Dataset items:
= = = =

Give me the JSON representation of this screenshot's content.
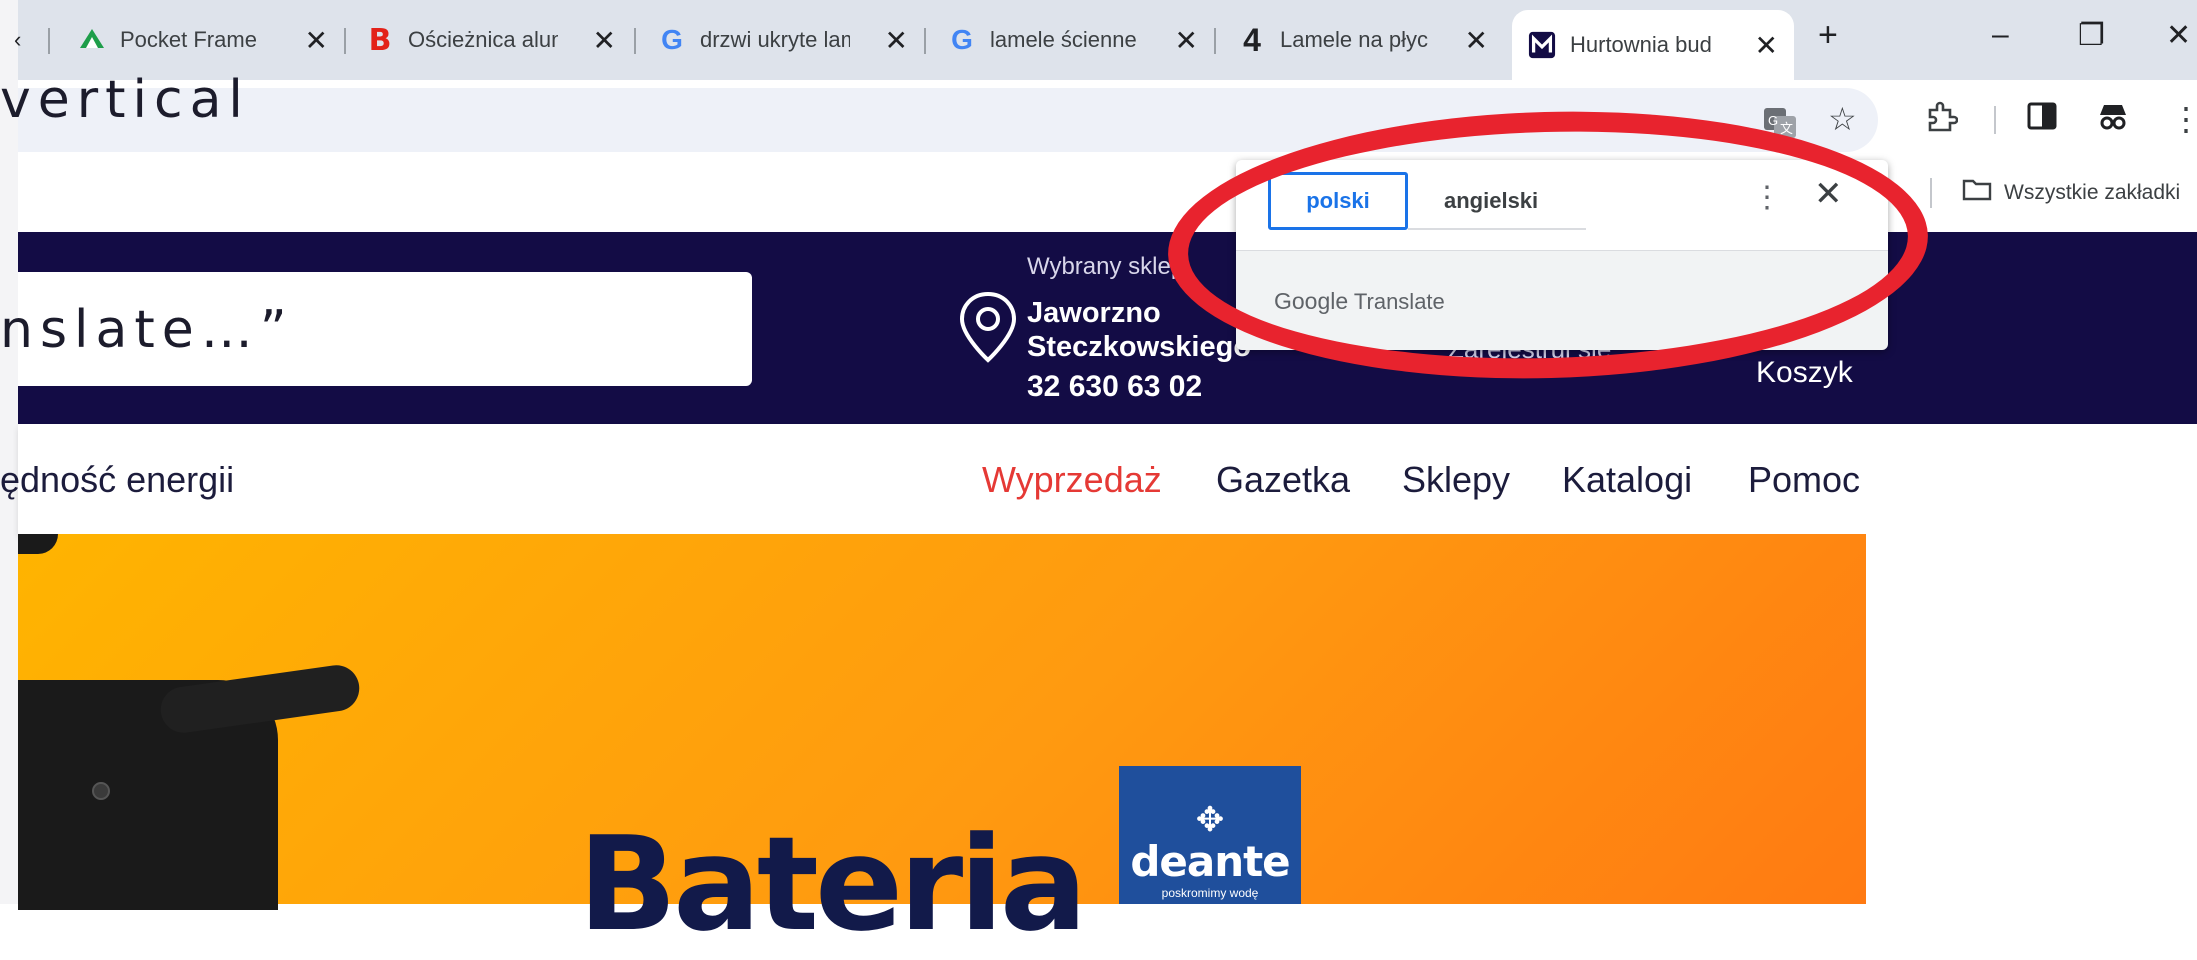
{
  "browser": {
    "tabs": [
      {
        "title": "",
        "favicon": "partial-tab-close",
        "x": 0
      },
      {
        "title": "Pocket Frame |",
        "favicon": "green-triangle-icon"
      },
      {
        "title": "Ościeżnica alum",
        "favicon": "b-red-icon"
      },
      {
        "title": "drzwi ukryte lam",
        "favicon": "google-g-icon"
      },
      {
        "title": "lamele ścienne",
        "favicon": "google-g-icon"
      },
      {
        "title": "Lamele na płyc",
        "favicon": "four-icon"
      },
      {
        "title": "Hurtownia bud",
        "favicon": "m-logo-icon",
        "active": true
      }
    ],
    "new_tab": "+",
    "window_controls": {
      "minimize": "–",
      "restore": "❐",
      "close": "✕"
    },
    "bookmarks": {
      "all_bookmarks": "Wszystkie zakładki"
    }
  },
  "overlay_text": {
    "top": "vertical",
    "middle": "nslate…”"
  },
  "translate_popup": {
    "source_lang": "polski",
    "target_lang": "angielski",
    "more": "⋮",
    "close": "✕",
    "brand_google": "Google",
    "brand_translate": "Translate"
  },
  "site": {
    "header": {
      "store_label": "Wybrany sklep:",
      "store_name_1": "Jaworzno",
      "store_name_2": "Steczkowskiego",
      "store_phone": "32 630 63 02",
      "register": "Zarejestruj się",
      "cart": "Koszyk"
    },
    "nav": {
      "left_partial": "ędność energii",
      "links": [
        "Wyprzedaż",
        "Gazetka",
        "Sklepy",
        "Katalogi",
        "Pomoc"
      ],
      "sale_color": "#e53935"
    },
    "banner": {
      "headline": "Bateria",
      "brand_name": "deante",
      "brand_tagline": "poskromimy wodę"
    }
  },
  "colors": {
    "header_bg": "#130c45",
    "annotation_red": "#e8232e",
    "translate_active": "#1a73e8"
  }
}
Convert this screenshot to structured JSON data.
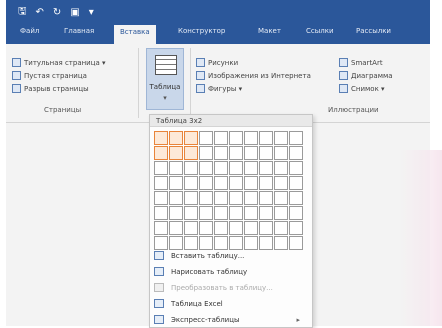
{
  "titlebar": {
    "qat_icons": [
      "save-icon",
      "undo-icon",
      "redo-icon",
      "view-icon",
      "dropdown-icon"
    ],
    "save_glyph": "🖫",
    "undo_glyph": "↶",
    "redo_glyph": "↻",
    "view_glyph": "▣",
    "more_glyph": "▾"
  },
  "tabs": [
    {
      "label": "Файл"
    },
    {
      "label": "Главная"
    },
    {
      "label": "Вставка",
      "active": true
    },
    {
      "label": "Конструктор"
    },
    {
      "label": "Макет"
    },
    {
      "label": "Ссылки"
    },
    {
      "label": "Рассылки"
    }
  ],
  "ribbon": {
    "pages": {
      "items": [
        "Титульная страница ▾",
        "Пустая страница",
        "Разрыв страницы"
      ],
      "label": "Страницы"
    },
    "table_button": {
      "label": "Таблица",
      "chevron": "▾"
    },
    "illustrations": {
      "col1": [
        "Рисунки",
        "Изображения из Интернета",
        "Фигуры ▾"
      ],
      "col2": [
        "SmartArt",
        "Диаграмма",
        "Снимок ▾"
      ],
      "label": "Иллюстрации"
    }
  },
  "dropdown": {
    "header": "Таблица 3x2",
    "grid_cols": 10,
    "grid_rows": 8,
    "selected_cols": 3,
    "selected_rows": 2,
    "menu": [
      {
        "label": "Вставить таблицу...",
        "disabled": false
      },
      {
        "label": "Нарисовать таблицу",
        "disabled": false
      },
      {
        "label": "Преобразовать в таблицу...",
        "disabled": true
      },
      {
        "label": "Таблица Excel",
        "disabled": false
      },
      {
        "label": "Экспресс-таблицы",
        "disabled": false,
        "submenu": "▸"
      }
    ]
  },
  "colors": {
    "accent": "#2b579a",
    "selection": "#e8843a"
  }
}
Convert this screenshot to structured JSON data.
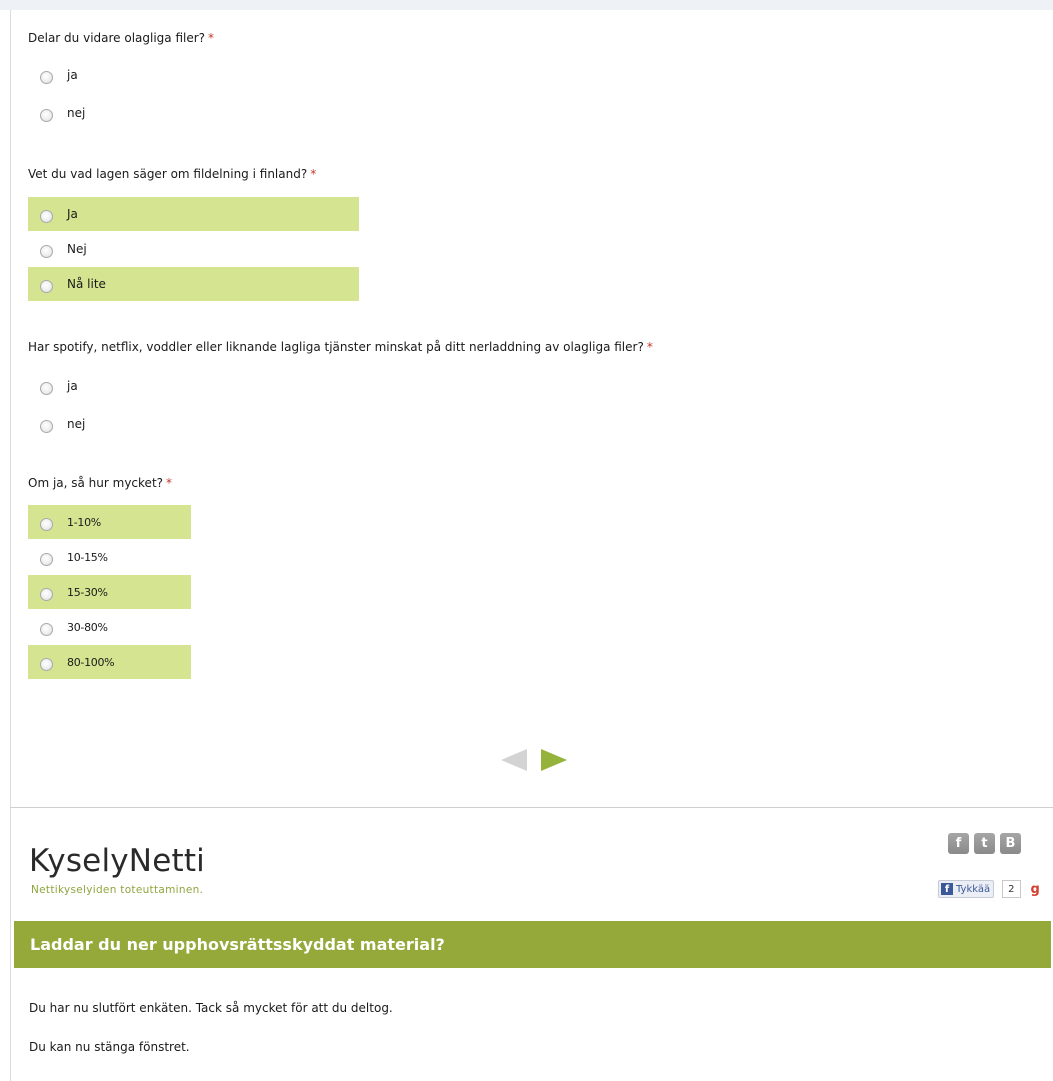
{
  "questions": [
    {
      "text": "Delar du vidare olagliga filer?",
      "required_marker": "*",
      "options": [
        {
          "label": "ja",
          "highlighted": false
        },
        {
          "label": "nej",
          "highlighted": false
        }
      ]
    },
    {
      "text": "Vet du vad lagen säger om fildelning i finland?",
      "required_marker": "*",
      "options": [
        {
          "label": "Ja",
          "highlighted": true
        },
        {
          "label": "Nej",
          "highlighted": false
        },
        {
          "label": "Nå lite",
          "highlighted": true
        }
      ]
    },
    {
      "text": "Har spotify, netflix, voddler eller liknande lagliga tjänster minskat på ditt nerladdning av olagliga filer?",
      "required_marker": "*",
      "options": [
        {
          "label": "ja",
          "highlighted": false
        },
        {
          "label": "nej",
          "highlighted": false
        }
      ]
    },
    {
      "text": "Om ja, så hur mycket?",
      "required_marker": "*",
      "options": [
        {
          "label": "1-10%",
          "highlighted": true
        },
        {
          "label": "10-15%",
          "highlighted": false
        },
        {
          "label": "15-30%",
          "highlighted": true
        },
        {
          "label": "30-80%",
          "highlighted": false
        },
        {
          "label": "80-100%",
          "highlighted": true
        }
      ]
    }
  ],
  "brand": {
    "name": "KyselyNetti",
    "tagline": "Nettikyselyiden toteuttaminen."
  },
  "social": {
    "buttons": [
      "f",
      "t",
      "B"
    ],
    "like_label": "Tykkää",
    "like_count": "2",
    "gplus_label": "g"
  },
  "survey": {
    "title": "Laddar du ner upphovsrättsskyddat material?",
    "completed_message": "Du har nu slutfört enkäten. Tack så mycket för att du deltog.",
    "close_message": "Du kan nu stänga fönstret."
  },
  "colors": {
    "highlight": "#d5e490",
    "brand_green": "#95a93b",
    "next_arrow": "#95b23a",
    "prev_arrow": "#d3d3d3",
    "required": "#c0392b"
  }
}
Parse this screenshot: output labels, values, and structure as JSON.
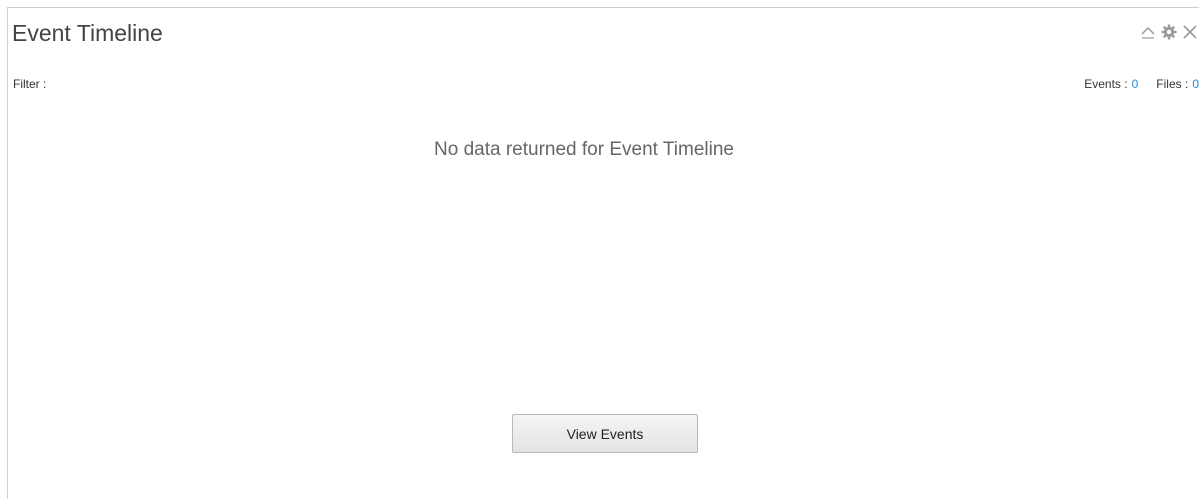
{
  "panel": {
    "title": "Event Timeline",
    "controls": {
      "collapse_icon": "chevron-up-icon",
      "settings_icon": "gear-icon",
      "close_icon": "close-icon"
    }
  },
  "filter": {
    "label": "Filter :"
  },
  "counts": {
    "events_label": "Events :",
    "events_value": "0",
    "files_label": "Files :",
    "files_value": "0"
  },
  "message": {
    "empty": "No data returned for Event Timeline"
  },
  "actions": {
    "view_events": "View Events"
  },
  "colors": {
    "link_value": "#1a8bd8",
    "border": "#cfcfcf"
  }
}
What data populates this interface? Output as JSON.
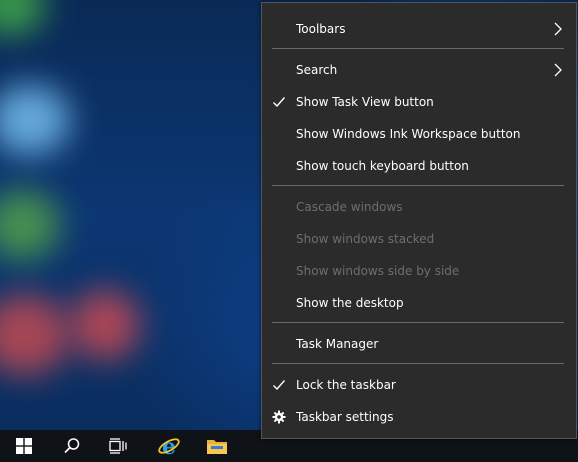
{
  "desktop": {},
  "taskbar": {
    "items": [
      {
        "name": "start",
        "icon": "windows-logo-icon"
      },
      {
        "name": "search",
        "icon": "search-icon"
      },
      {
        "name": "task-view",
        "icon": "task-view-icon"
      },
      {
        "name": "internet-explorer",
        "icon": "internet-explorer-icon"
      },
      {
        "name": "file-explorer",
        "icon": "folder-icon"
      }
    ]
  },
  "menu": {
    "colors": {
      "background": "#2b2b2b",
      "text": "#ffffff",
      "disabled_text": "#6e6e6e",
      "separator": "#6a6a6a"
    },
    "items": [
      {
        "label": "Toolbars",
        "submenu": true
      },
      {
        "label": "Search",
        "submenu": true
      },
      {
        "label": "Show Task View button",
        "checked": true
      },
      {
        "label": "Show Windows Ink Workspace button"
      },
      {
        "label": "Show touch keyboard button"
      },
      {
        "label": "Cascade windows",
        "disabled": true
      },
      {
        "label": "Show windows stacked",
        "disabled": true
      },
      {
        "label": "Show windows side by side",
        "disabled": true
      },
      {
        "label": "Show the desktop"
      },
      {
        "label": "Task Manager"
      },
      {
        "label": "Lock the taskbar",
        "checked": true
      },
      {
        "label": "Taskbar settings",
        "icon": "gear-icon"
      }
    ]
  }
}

= = = =

### TASK BRIEF
From the data above, write out everything exactly except the pictures.

### WRITTEN REPLY
Give me the JSON representation of this screenshot's content.
{
  "browser": {
    "tabs": [
      {
        "title": "",
        "favicon": "partial-tab-close",
        "x": 0
      },
      {
        "title": "Pocket Frame |",
        "favicon": "green-triangle-icon"
      },
      {
        "title": "Ościeżnica alum",
        "favicon": "b-red-icon"
      },
      {
        "title": "drzwi ukryte lam",
        "favicon": "google-g-icon"
      },
      {
        "title": "lamele ścienne",
        "favicon": "google-g-icon"
      },
      {
        "title": "Lamele na płyc",
        "favicon": "four-icon"
      },
      {
        "title": "Hurtownia bud",
        "favicon": "m-logo-icon",
        "active": true
      }
    ],
    "new_tab": "+",
    "window_controls": {
      "minimize": "–",
      "restore": "❐",
      "close": "✕"
    },
    "bookmarks": {
      "all_bookmarks": "Wszystkie zakładki"
    }
  },
  "overlay_text": {
    "top": "vertical",
    "middle": "nslate…”"
  },
  "translate_popup": {
    "source_lang": "polski",
    "target_lang": "angielski",
    "more": "⋮",
    "close": "✕",
    "brand_google": "Google",
    "brand_translate": "Translate"
  },
  "site": {
    "header": {
      "store_label": "Wybrany sklep:",
      "store_name_1": "Jaworzno",
      "store_name_2": "Steczkowskiego",
      "store_phone": "32 630 63 02",
      "register": "Zarejestruj się",
      "cart": "Koszyk"
    },
    "nav": {
      "left_partial": "ędność energii",
      "links": [
        "Wyprzedaż",
        "Gazetka",
        "Sklepy",
        "Katalogi",
        "Pomoc"
      ],
      "sale_color": "#e53935"
    },
    "banner": {
      "headline": "Bateria",
      "brand_name": "deante",
      "brand_tagline": "poskromimy wodę"
    }
  },
  "colors": {
    "header_bg": "#130c45",
    "annotation_red": "#e8232e",
    "translate_active": "#1a73e8"
  }
}
Convert this screenshot to structured JSON data.
{
  "titlebar": {
    "qat_icons": [
      "save-icon",
      "undo-icon",
      "redo-icon",
      "view-icon",
      "dropdown-icon"
    ],
    "save_glyph": "🖫",
    "undo_glyph": "↶",
    "redo_glyph": "↻",
    "view_glyph": "▣",
    "more_glyph": "▾"
  },
  "tabs": [
    {
      "label": "Файл"
    },
    {
      "label": "Главная"
    },
    {
      "label": "Вставка",
      "active": true
    },
    {
      "label": "Конструктор"
    },
    {
      "label": "Макет"
    },
    {
      "label": "Ссылки"
    },
    {
      "label": "Рассылки"
    }
  ],
  "ribbon": {
    "pages": {
      "items": [
        "Титульная страница ▾",
        "Пустая страница",
        "Разрыв страницы"
      ],
      "label": "Страницы"
    },
    "table_button": {
      "label": "Таблица",
      "chevron": "▾"
    },
    "illustrations": {
      "col1": [
        "Рисунки",
        "Изображения из Интернета",
        "Фигуры ▾"
      ],
      "col2": [
        "SmartArt",
        "Диаграмма",
        "Снимок ▾"
      ],
      "label": "Иллюстрации"
    }
  },
  "dropdown": {
    "header": "Таблица 3x2",
    "grid_cols": 10,
    "grid_rows": 8,
    "selected_cols": 3,
    "selected_rows": 2,
    "menu": [
      {
        "label": "Вставить таблицу...",
        "disabled": false
      },
      {
        "label": "Нарисовать таблицу",
        "disabled": false
      },
      {
        "label": "Преобразовать в таблицу...",
        "disabled": true
      },
      {
        "label": "Таблица Excel",
        "disabled": false
      },
      {
        "label": "Экспресс-таблицы",
        "disabled": false,
        "submenu": "▸"
      }
    ]
  },
  "colors": {
    "accent": "#2b579a",
    "selection": "#e8843a"
  }
}
Convert this screenshot to structured JSON data.
{
  "questions": [
    {
      "text": "Delar du vidare olagliga filer?",
      "required_marker": "*",
      "options": [
        {
          "label": "ja",
          "highlighted": false
        },
        {
          "label": "nej",
          "highlighted": false
        }
      ]
    },
    {
      "text": "Vet du vad lagen säger om fildelning i finland?",
      "required_marker": "*",
      "options": [
        {
          "label": "Ja",
          "highlighted": true
        },
        {
          "label": "Nej",
          "highlighted": false
        },
        {
          "label": "Nå lite",
          "highlighted": true
        }
      ]
    },
    {
      "text": "Har spotify, netflix, voddler eller liknande lagliga tjänster minskat på ditt nerladdning av olagliga filer?",
      "required_marker": "*",
      "options": [
        {
          "label": "ja",
          "highlighted": false
        },
        {
          "label": "nej",
          "highlighted": false
        }
      ]
    },
    {
      "text": "Om ja, så hur mycket?",
      "required_marker": "*",
      "options": [
        {
          "label": "1-10%",
          "highlighted": true
        },
        {
          "label": "10-15%",
          "highlighted": false
        },
        {
          "label": "15-30%",
          "highlighted": true
        },
        {
          "label": "30-80%",
          "highlighted": false
        },
        {
          "label": "80-100%",
          "highlighted": true
        }
      ]
    }
  ],
  "brand": {
    "name": "KyselyNetti",
    "tagline": "Nettikyselyiden toteuttaminen."
  },
  "social": {
    "buttons": [
      "f",
      "t",
      "B"
    ],
    "like_label": "Tykkää",
    "like_count": "2",
    "gplus_label": "g"
  },
  "survey": {
    "title": "Laddar du ner upphovsrättsskyddat material?",
    "completed_message": "Du har nu slutfört enkäten. Tack så mycket för att du deltog.",
    "close_message": "Du kan nu stänga fönstret."
  },
  "colors": {
    "highlight": "#d5e490",
    "brand_green": "#95a93b",
    "next_arrow": "#95b23a",
    "prev_arrow": "#d3d3d3",
    "required": "#c0392b"
  }
}
Parse this screenshot: output labels, values, and structure as JSON.
{
  "panel": {
    "title": "Event Timeline",
    "controls": {
      "collapse_icon": "chevron-up-icon",
      "settings_icon": "gear-icon",
      "close_icon": "close-icon"
    }
  },
  "filter": {
    "label": "Filter :"
  },
  "counts": {
    "events_label": "Events :",
    "events_value": "0",
    "files_label": "Files :",
    "files_value": "0"
  },
  "message": {
    "empty": "No data returned for Event Timeline"
  },
  "actions": {
    "view_events": "View Events"
  },
  "colors": {
    "link_value": "#1a8bd8",
    "border": "#cfcfcf"
  }
}
What data populates this interface? Output as JSON.
{
  "desktop": {},
  "taskbar": {
    "items": [
      {
        "name": "start",
        "icon": "windows-logo-icon"
      },
      {
        "name": "search",
        "icon": "search-icon"
      },
      {
        "name": "task-view",
        "icon": "task-view-icon"
      },
      {
        "name": "internet-explorer",
        "icon": "internet-explorer-icon"
      },
      {
        "name": "file-explorer",
        "icon": "folder-icon"
      }
    ]
  },
  "menu": {
    "colors": {
      "background": "#2b2b2b",
      "text": "#ffffff",
      "disabled_text": "#6e6e6e",
      "separator": "#6a6a6a"
    },
    "items": [
      {
        "label": "Toolbars",
        "submenu": true
      },
      {
        "label": "Search",
        "submenu": true
      },
      {
        "label": "Show Task View button",
        "checked": true
      },
      {
        "label": "Show Windows Ink Workspace button"
      },
      {
        "label": "Show touch keyboard button"
      },
      {
        "label": "Cascade windows",
        "disabled": true
      },
      {
        "label": "Show windows stacked",
        "disabled": true
      },
      {
        "label": "Show windows side by side",
        "disabled": true
      },
      {
        "label": "Show the desktop"
      },
      {
        "label": "Task Manager"
      },
      {
        "label": "Lock the taskbar",
        "checked": true
      },
      {
        "label": "Taskbar settings",
        "icon": "gear-icon"
      }
    ]
  }
}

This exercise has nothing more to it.